◆ YOUR GOAL ◆
Write out all lines holding the word "Malawak".

* begin AVAILABLE RECORDS *

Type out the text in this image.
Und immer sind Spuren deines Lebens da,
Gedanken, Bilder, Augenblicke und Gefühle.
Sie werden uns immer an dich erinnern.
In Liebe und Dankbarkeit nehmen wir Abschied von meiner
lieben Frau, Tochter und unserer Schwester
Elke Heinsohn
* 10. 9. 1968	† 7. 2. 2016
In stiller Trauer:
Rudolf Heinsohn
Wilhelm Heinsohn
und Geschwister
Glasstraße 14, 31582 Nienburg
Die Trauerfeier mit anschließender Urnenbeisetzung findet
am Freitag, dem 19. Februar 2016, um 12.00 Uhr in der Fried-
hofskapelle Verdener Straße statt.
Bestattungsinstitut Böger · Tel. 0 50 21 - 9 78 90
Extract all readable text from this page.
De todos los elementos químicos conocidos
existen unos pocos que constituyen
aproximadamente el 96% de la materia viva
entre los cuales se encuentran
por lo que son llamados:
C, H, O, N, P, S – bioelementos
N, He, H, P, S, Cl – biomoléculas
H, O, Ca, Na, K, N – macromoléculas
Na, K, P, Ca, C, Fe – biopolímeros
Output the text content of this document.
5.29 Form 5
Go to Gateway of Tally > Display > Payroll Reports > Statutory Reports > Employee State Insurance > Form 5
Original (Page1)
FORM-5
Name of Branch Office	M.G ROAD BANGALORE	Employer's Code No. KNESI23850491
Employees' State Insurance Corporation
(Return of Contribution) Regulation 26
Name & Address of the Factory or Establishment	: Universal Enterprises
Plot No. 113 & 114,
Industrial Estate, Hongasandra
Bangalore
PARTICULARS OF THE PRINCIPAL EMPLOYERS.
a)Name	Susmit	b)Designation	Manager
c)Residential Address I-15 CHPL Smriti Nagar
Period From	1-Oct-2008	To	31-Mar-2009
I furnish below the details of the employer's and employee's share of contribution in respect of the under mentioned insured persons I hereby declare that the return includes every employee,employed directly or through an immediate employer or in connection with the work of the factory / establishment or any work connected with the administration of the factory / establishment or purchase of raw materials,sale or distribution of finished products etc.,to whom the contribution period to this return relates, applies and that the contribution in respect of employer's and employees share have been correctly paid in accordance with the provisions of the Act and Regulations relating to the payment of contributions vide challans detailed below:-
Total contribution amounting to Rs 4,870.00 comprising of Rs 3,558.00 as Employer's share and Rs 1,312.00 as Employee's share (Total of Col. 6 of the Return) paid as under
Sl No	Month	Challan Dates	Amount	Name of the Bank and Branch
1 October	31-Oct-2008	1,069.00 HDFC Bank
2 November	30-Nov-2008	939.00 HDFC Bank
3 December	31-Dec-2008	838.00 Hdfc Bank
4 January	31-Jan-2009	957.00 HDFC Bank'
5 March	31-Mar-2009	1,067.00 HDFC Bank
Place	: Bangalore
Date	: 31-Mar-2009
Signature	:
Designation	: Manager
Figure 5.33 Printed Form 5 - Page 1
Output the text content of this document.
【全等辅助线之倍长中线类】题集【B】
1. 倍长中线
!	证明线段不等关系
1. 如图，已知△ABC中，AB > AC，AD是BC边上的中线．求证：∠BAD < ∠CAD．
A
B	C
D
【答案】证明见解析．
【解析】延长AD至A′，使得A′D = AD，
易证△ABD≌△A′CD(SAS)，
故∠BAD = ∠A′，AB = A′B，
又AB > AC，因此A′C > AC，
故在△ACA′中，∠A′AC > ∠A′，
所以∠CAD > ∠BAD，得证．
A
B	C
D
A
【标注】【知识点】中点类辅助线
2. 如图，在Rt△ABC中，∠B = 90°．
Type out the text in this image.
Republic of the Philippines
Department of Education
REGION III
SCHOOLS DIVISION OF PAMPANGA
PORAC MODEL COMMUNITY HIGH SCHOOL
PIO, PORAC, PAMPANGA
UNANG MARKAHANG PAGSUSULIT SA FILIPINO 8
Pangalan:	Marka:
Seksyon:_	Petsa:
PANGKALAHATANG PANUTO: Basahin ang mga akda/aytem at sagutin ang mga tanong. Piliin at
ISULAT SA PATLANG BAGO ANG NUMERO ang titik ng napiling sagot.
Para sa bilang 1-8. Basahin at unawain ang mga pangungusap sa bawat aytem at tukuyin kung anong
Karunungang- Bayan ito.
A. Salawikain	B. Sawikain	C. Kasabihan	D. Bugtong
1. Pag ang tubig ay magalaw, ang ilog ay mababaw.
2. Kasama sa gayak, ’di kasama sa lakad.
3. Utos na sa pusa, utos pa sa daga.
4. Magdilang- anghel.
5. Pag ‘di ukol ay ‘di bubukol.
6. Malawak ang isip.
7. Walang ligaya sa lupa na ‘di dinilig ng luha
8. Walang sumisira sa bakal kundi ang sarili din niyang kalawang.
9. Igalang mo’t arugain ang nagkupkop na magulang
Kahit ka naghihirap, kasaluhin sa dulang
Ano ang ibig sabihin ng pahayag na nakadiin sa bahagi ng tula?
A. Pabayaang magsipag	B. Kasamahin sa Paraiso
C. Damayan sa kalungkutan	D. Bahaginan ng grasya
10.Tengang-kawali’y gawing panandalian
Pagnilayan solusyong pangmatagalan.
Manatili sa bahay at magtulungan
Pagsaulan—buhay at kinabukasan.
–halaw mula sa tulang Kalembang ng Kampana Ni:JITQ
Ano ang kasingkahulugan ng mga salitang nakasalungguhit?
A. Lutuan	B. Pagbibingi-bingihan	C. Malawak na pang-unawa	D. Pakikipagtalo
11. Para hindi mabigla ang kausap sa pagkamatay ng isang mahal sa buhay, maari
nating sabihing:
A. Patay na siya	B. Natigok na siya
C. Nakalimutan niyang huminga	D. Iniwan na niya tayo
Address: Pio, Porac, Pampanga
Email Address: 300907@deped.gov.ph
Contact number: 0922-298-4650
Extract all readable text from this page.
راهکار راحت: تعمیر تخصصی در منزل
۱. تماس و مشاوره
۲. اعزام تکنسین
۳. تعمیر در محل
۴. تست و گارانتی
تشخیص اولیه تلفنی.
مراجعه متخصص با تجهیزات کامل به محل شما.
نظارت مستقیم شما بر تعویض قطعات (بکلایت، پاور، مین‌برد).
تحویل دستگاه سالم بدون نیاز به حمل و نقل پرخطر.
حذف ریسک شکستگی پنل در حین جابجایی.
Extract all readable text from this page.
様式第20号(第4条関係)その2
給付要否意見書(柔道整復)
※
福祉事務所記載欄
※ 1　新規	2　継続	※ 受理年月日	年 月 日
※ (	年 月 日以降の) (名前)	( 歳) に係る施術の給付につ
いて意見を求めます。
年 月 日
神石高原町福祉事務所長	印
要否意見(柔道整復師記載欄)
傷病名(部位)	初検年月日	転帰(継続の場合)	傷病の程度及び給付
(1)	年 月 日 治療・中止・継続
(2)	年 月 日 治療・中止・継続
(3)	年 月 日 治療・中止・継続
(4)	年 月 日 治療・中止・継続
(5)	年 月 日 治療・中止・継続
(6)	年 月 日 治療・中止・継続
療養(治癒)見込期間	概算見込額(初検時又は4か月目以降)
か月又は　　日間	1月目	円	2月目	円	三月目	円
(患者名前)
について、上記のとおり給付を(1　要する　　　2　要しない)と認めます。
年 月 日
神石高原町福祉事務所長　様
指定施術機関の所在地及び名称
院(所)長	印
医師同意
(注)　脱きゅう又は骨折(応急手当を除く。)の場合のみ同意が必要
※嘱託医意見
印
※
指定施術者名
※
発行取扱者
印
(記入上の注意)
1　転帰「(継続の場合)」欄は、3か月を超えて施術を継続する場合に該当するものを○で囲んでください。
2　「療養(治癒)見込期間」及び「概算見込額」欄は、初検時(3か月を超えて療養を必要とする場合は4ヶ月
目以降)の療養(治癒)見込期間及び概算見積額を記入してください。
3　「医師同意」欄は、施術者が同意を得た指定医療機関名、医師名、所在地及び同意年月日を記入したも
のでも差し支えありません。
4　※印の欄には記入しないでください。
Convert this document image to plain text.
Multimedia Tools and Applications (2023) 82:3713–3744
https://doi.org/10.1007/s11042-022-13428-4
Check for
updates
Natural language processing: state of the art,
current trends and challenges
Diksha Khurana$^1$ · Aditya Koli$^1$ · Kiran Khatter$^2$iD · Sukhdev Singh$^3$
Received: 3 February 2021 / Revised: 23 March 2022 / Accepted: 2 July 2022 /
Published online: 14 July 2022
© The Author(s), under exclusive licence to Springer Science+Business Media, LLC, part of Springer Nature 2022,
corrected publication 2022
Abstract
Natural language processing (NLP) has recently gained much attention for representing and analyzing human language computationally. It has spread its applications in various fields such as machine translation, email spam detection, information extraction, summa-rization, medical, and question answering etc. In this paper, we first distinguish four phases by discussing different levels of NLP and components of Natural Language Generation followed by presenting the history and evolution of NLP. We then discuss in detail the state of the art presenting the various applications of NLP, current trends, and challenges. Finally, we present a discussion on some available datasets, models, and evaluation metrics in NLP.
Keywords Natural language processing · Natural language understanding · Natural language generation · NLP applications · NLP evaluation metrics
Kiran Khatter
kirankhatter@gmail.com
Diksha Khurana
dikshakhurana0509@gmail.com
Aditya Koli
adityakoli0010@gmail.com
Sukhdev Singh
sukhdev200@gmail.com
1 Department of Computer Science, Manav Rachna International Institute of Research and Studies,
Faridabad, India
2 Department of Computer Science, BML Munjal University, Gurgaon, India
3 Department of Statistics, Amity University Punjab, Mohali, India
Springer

* end AVAILABLE RECORDS *

◆ SOLUTION TO THIS EXERCISE ◆
6. Malawak ang isip.
A. Lutuan	B. Pagbibingi-bingihan	C. Malawak na pang-unawa	D. Pakikipagtalo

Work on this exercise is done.